- INSTRUCTIONS FOR THE TASK: Rewrite the listing below, putting "cooling-fins" in place of every occurrence of "motor-fins" and leaving everything else unchanged.

- SOURCE RECORDS:
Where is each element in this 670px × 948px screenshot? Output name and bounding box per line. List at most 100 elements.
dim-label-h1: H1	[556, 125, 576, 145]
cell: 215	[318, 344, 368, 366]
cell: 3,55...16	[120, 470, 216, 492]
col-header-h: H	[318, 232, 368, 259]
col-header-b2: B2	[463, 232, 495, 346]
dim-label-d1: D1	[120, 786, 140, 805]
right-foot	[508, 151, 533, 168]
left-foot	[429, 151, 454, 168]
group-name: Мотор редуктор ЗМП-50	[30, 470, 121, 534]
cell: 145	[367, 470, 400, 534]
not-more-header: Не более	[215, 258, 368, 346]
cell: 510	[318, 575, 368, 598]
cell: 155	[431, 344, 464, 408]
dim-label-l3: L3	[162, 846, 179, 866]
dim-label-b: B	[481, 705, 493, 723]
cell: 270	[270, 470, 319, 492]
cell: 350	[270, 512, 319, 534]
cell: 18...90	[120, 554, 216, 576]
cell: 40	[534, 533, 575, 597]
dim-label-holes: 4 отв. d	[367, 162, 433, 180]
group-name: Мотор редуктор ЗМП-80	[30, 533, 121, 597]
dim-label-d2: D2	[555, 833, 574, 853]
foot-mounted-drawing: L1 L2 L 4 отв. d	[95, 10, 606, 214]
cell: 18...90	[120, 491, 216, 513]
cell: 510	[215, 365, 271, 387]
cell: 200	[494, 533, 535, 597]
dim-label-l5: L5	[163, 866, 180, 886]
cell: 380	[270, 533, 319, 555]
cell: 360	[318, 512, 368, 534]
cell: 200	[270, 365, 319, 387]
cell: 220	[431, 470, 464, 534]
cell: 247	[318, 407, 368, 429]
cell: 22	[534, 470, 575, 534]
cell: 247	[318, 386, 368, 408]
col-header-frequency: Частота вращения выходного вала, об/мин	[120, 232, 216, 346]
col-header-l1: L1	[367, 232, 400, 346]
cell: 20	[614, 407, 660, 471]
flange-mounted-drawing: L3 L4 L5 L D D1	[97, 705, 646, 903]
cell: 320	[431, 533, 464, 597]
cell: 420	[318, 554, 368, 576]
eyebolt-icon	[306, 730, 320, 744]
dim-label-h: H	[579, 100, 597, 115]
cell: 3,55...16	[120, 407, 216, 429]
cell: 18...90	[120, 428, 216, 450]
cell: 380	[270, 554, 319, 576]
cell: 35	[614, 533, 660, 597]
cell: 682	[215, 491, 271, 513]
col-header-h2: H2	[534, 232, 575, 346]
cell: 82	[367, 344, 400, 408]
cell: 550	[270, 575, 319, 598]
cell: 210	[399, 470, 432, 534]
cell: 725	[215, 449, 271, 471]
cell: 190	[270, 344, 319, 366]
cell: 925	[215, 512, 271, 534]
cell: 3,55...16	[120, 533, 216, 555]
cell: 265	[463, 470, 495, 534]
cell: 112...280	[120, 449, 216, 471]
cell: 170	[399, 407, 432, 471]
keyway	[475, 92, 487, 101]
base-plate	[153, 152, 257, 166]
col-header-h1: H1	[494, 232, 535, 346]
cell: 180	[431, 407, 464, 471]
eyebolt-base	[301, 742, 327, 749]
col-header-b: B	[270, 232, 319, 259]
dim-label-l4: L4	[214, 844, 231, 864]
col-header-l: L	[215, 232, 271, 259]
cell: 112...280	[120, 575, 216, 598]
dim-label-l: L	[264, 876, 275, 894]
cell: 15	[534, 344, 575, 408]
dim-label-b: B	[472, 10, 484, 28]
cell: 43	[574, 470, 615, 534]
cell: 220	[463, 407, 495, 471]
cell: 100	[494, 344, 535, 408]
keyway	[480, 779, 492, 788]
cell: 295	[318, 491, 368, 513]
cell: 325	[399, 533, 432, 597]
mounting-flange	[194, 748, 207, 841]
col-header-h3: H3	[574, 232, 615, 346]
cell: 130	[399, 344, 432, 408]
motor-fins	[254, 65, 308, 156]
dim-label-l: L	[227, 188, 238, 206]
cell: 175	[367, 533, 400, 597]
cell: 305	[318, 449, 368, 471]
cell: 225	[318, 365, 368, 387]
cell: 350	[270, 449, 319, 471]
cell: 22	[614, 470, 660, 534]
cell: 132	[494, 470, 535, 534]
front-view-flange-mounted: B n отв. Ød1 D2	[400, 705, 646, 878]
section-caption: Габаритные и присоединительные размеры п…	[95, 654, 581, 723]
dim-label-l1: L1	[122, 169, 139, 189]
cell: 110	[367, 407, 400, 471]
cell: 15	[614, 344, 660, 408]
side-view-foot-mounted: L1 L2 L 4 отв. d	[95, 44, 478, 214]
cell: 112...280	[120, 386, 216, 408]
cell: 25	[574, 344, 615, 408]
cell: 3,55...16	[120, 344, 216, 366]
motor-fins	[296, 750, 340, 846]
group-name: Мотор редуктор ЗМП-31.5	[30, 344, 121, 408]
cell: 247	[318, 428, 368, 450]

- TASK OUTPUT:
Where is each element in this 670px × 948px screenshot? Output name and bounding box per line. List at most 100 elements.
dim-label-h1: H1	[556, 125, 576, 145]
cell: 215	[318, 344, 368, 366]
cell: 3,55...16	[120, 470, 216, 492]
col-header-h: H	[318, 232, 368, 259]
col-header-b2: B2	[463, 232, 495, 346]
dim-label-d1: D1	[120, 786, 140, 805]
right-foot	[508, 151, 533, 168]
left-foot	[429, 151, 454, 168]
group-name: Мотор редуктор ЗМП-50	[30, 470, 121, 534]
cell: 145	[367, 470, 400, 534]
not-more-header: Не более	[215, 258, 368, 346]
cell: 510	[318, 575, 368, 598]
cell: 155	[431, 344, 464, 408]
dim-label-l3: L3	[162, 846, 179, 866]
dim-label-b: B	[481, 705, 493, 723]
cell: 270	[270, 470, 319, 492]
cell: 350	[270, 512, 319, 534]
cell: 18...90	[120, 554, 216, 576]
cell: 40	[534, 533, 575, 597]
dim-label-holes: 4 отв. d	[367, 162, 433, 180]
group-name: Мотор редуктор ЗМП-80	[30, 533, 121, 597]
dim-label-d2: D2	[555, 833, 574, 853]
foot-mounted-drawing: L1 L2 L 4 отв. d	[95, 10, 606, 214]
cell: 18...90	[120, 491, 216, 513]
cell: 510	[215, 365, 271, 387]
cell: 200	[494, 533, 535, 597]
dim-label-l5: L5	[163, 866, 180, 886]
cell: 380	[270, 533, 319, 555]
cell: 360	[318, 512, 368, 534]
cell: 200	[270, 365, 319, 387]
cell: 220	[431, 470, 464, 534]
cell: 247	[318, 407, 368, 429]
cell: 22	[534, 470, 575, 534]
cell: 247	[318, 386, 368, 408]
col-header-frequency: Частота вращения выходного вала, об/мин	[120, 232, 216, 346]
col-header-l1: L1	[367, 232, 400, 346]
cell: 20	[614, 407, 660, 471]
flange-mounted-drawing: L3 L4 L5 L D D1	[97, 705, 646, 903]
cell: 320	[431, 533, 464, 597]
cell: 420	[318, 554, 368, 576]
eyebolt-icon	[306, 730, 320, 744]
dim-label-h: H	[579, 100, 597, 115]
cell: 3,55...16	[120, 407, 216, 429]
cell: 18...90	[120, 428, 216, 450]
cell: 380	[270, 554, 319, 576]
cell: 35	[614, 533, 660, 597]
cell: 682	[215, 491, 271, 513]
col-header-h2: H2	[534, 232, 575, 346]
cell: 82	[367, 344, 400, 408]
cell: 550	[270, 575, 319, 598]
cell: 210	[399, 470, 432, 534]
cell: 725	[215, 449, 271, 471]
cell: 190	[270, 344, 319, 366]
cell: 925	[215, 512, 271, 534]
cell: 3,55...16	[120, 533, 216, 555]
cell: 265	[463, 470, 495, 534]
cell: 112...280	[120, 449, 216, 471]
cell: 170	[399, 407, 432, 471]
keyway	[475, 92, 487, 101]
base-plate	[153, 152, 257, 166]
col-header-h1: H1	[494, 232, 535, 346]
cell: 180	[431, 407, 464, 471]
eyebolt-base	[301, 742, 327, 749]
col-header-b: B	[270, 232, 319, 259]
dim-label-l4: L4	[214, 844, 231, 864]
col-header-l: L	[215, 232, 271, 259]
cell: 112...280	[120, 575, 216, 598]
dim-label-l: L	[264, 876, 275, 894]
cell: 15	[534, 344, 575, 408]
dim-label-b: B	[472, 10, 484, 28]
cell: 43	[574, 470, 615, 534]
cell: 220	[463, 407, 495, 471]
cell: 100	[494, 344, 535, 408]
keyway	[480, 779, 492, 788]
cell: 295	[318, 491, 368, 513]
cell: 325	[399, 533, 432, 597]
mounting-flange	[194, 748, 207, 841]
col-header-h3: H3	[574, 232, 615, 346]
cell: 130	[399, 344, 432, 408]
cooling-fins	[254, 65, 308, 156]
dim-label-l: L	[227, 188, 238, 206]
cell: 175	[367, 533, 400, 597]
cell: 305	[318, 449, 368, 471]
cell: 225	[318, 365, 368, 387]
cell: 350	[270, 449, 319, 471]
cell: 22	[614, 470, 660, 534]
cell: 132	[494, 470, 535, 534]
front-view-flange-mounted: B n отв. Ød1 D2	[400, 705, 646, 878]
section-caption: Габаритные и присоединительные размеры п…	[95, 654, 581, 723]
dim-label-l1: L1	[122, 169, 139, 189]
cell: 110	[367, 407, 400, 471]
cell: 15	[614, 344, 660, 408]
side-view-foot-mounted: L1 L2 L 4 отв. d	[95, 44, 478, 214]
cell: 112...280	[120, 386, 216, 408]
cell: 25	[574, 344, 615, 408]
cell: 3,55...16	[120, 344, 216, 366]
cooling-fins	[296, 750, 340, 846]
group-name: Мотор редуктор ЗМП-31.5	[30, 344, 121, 408]
cell: 247	[318, 428, 368, 450]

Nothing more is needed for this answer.